--- start Material to process ---
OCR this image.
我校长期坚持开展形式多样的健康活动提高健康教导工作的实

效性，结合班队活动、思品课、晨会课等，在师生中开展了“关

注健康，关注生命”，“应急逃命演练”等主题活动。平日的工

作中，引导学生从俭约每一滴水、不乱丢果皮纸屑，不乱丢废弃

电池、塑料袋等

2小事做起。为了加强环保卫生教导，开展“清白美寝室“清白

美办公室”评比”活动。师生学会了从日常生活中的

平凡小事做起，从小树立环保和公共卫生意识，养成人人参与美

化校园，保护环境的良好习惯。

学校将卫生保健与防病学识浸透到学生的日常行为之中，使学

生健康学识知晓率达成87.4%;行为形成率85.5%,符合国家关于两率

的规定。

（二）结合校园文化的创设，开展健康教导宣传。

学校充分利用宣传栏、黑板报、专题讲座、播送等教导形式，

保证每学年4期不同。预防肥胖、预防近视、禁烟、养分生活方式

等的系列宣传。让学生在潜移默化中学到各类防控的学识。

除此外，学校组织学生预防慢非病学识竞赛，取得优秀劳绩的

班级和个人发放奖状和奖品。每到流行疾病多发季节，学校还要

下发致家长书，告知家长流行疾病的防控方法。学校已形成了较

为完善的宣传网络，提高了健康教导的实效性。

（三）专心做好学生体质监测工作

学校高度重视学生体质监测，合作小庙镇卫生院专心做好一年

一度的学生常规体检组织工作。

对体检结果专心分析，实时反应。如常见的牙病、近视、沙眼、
--- end Material to process ---
**Task to carry out:** Reproduce the records in full, exactly as written.

**Response below:**
OCR this image.
我校长期坚持开展形式多样的健康活动提高健康教导工作的实

效性，结合班队活动、思品课、晨会课等，在师生中开展了“关

注健康，关注生命”，“应急逃命演练”等主题活动。平日的工

作中，引导学生从俭约每一滴水、不乱丢果皮纸屑，不乱丢废弃

电池、塑料袋等

2小事做起。为了加强环保卫生教导，开展“清白美寝室“清白

美办公室”评比”活动。师生学会了从日常生活中的

平凡小事做起，从小树立环保和公共卫生意识，养成人人参与美

化校园，保护环境的良好习惯。

学校将卫生保健与防病学识浸透到学生的日常行为之中，使学

生健康学识知晓率达成87.4%;行为形成率85.5%,符合国家关于两率

的规定。

（二）结合校园文化的创设，开展健康教导宣传。

学校充分利用宣传栏、黑板报、专题讲座、播送等教导形式，

保证每学年4期不同。预防肥胖、预防近视、禁烟、养分生活方式

等的系列宣传。让学生在潜移默化中学到各类防控的学识。

除此外，学校组织学生预防慢非病学识竞赛，取得优秀劳绩的

班级和个人发放奖状和奖品。每到流行疾病多发季节，学校还要

下发致家长书，告知家长流行疾病的防控方法。学校已形成了较

为完善的宣传网络，提高了健康教导的实效性。

（三）专心做好学生体质监测工作

学校高度重视学生体质监测，合作小庙镇卫生院专心做好一年

一度的学生常规体检组织工作。

对体检结果专心分析，实时反应。如常见的牙病、近视、沙眼、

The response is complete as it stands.